SHORT PROBLEM => Exactly as written, print each record in the listing.

Raw records
◇ ◇ ◇ ◇ ◇ ◇ ◇

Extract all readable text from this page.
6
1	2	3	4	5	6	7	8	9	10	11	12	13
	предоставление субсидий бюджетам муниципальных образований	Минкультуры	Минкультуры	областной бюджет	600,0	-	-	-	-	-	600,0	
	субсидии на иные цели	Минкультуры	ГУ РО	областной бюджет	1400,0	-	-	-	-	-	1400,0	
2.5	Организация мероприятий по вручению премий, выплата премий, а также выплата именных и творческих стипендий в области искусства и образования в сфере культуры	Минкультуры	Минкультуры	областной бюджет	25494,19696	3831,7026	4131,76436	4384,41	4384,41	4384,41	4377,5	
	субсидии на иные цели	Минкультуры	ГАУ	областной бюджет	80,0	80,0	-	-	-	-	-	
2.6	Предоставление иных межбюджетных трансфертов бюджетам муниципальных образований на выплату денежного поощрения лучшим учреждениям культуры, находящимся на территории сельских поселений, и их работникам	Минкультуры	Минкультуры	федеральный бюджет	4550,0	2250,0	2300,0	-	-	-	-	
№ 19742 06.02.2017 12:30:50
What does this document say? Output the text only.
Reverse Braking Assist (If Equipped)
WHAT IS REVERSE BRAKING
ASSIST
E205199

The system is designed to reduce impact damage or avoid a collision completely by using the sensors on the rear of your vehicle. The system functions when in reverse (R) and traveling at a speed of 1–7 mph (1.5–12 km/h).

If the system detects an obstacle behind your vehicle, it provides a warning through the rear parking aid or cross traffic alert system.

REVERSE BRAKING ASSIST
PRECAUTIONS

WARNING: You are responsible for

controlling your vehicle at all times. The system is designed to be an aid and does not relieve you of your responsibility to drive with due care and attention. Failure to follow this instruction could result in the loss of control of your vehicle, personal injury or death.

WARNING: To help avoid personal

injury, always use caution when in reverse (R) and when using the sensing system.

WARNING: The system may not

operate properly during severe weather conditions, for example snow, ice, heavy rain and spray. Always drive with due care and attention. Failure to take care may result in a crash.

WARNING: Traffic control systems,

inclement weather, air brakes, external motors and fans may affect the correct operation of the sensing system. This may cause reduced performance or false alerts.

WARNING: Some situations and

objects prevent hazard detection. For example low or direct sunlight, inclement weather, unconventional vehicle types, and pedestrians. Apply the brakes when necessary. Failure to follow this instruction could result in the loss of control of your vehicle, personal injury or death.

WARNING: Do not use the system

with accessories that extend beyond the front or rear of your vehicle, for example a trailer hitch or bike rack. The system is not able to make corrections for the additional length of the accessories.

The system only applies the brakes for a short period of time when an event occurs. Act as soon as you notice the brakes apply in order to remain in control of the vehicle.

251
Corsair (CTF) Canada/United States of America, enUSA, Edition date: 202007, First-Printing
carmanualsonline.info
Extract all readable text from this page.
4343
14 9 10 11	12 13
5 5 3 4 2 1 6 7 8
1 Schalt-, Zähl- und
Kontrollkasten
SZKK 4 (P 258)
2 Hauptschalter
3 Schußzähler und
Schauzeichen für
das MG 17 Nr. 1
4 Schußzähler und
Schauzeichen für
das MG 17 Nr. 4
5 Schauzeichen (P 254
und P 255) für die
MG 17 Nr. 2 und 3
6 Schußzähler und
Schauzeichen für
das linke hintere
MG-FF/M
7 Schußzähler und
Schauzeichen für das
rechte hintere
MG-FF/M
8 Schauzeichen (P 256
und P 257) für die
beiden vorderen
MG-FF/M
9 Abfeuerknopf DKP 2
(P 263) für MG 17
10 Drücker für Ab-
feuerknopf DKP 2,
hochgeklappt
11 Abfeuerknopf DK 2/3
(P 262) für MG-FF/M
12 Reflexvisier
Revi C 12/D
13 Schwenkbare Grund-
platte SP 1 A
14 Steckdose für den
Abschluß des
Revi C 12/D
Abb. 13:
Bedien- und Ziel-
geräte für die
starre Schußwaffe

◇ ◇ ◇ ◇ ◇ ◇ ◇

RESULT OF THIS EXERCISE =>
Extract all readable text from this page.
6
1	2	3	4	5	6	7	8	9	10	11	12	13
	предоставление субсидий бюджетам муниципальных образований	Минкультуры	Минкультуры	областной бюджет	600,0	-	-	-	-	-	600,0	
	субсидии на иные цели	Минкультуры	ГУ РО	областной бюджет	1400,0	-	-	-	-	-	1400,0	
2.5	Организация мероприятий по вручению премий, выплата премий, а также выплата именных и творческих стипендий в области искусства и образования в сфере культуры	Минкультуры	Минкультуры	областной бюджет	25494,19696	3831,7026	4131,76436	4384,41	4384,41	4384,41	4377,5	
	субсидии на иные цели	Минкультуры	ГАУ	областной бюджет	80,0	80,0	-	-	-	-	-	
2.6	Предоставление иных межбюджетных трансфертов бюджетам муниципальных образований на выплату денежного поощрения лучшим учреждениям культуры, находящимся на территории сельских поселений, и их работникам	Минкультуры	Минкультуры	федеральный бюджет	4550,0	2250,0	2300,0	-	-	-	-	
№ 19742 06.02.2017 12:30:50
What does this document say? Output the text only.
Reverse Braking Assist (If Equipped)
WHAT IS REVERSE BRAKING
ASSIST
E205199

The system is designed to reduce impact damage or avoid a collision completely by using the sensors on the rear of your vehicle. The system functions when in reverse (R) and traveling at a speed of 1–7 mph (1.5–12 km/h).

If the system detects an obstacle behind your vehicle, it provides a warning through the rear parking aid or cross traffic alert system.

REVERSE BRAKING ASSIST
PRECAUTIONS

WARNING: You are responsible for

controlling your vehicle at all times. The system is designed to be an aid and does not relieve you of your responsibility to drive with due care and attention. Failure to follow this instruction could result in the loss of control of your vehicle, personal injury or death.

WARNING: To help avoid personal

injury, always use caution when in reverse (R) and when using the sensing system.

WARNING: The system may not

operate properly during severe weather conditions, for example snow, ice, heavy rain and spray. Always drive with due care and attention. Failure to take care may result in a crash.

WARNING: Traffic control systems,

inclement weather, air brakes, external motors and fans may affect the correct operation of the sensing system. This may cause reduced performance or false alerts.

WARNING: Some situations and

objects prevent hazard detection. For example low or direct sunlight, inclement weather, unconventional vehicle types, and pedestrians. Apply the brakes when necessary. Failure to follow this instruction could result in the loss of control of your vehicle, personal injury or death.

WARNING: Do not use the system

with accessories that extend beyond the front or rear of your vehicle, for example a trailer hitch or bike rack. The system is not able to make corrections for the additional length of the accessories.

The system only applies the brakes for a short period of time when an event occurs. Act as soon as you notice the brakes apply in order to remain in control of the vehicle.

251
Corsair (CTF) Canada/United States of America, enUSA, Edition date: 202007, First-Printing
carmanualsonline.info
Extract all readable text from this page.
4343
14 9 10 11	12 13
5 5 3 4 2 1 6 7 8
1 Schalt-, Zähl- und
Kontrollkasten
SZKK 4 (P 258)
2 Hauptschalter
3 Schußzähler und
Schauzeichen für
das MG 17 Nr. 1
4 Schußzähler und
Schauzeichen für
das MG 17 Nr. 4
5 Schauzeichen (P 254
und P 255) für die
MG 17 Nr. 2 und 3
6 Schußzähler und
Schauzeichen für
das linke hintere
MG-FF/M
7 Schußzähler und
Schauzeichen für das
rechte hintere
MG-FF/M
8 Schauzeichen (P 256
und P 257) für die
beiden vorderen
MG-FF/M
9 Abfeuerknopf DKP 2
(P 263) für MG 17
10 Drücker für Ab-
feuerknopf DKP 2,
hochgeklappt
11 Abfeuerknopf DK 2/3
(P 262) für MG-FF/M
12 Reflexvisier
Revi C 12/D
13 Schwenkbare Grund-
platte SP 1 A
14 Steckdose für den
Abschluß des
Revi C 12/D
Abb. 13:
Bedien- und Ziel-
geräte für die
starre Schußwaffe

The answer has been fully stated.